◆ Problem requirements: Check the listing below for lines with the word "mean" and say how many there are, with nothing but the number.

(Part of a data file)
┌──

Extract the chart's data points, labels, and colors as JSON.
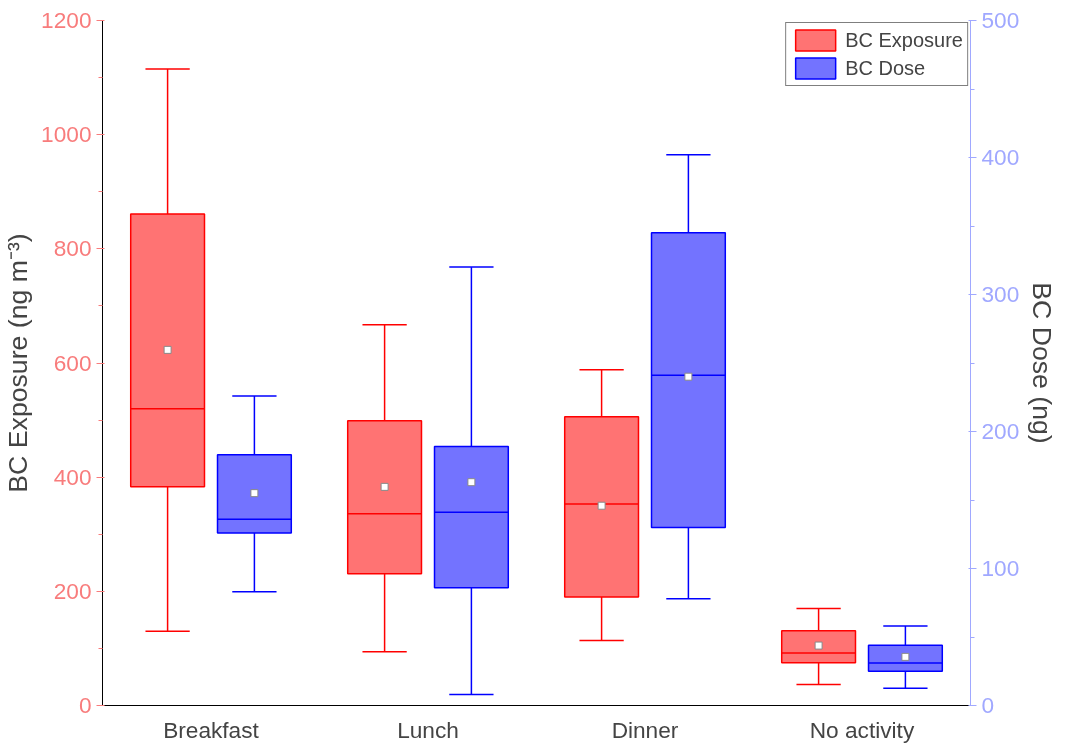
{
  "chart_data": {
    "type": "box",
    "ylabel": "BC Exposure (ng m⁻³)",
    "y2label": "BC Dose (ng)",
    "categories": [
      "Breakfast",
      "Lunch",
      "Dinner",
      "No activity"
    ],
    "series": [
      {
        "name": "BC Exposure",
        "color": "#ff0000",
        "boxes": [
          {
            "low": 130,
            "q1": 383,
            "median": 520,
            "q3": 861,
            "high": 1115,
            "mean": 623
          },
          {
            "low": 94,
            "q1": 231,
            "median": 336,
            "q3": 499,
            "high": 667,
            "mean": 383
          },
          {
            "low": 114,
            "q1": 190,
            "median": 353,
            "q3": 506,
            "high": 588,
            "mean": 350
          },
          {
            "low": 37,
            "q1": 75,
            "median": 92,
            "q3": 131,
            "high": 170,
            "mean": 105
          }
        ]
      },
      {
        "name": "BC Dose",
        "color": "#0000ff",
        "axis": "y2",
        "boxes": [
          {
            "low": 83,
            "q1": 126,
            "median": 136,
            "q3": 183,
            "high": 226,
            "mean": 155
          },
          {
            "low": 8,
            "q1": 86,
            "median": 141,
            "q3": 189,
            "high": 320,
            "mean": 163
          },
          {
            "low": 78,
            "q1": 130,
            "median": 241,
            "q3": 345,
            "high": 402,
            "mean": 240
          },
          {
            "low": 12.6,
            "q1": 25,
            "median": 31,
            "q3": 44,
            "high": 58,
            "mean": 35.5
          }
        ]
      }
    ],
    "ylim": [
      0,
      1200
    ],
    "yticks": [
      0,
      200,
      400,
      600,
      800,
      1000,
      1200
    ],
    "y2lim": [
      0,
      500
    ],
    "y2ticks": [
      0,
      100,
      200,
      300,
      400,
      500
    ],
    "legend": "top right",
    "grid": false
  }
}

└──

◆ Written answer: 8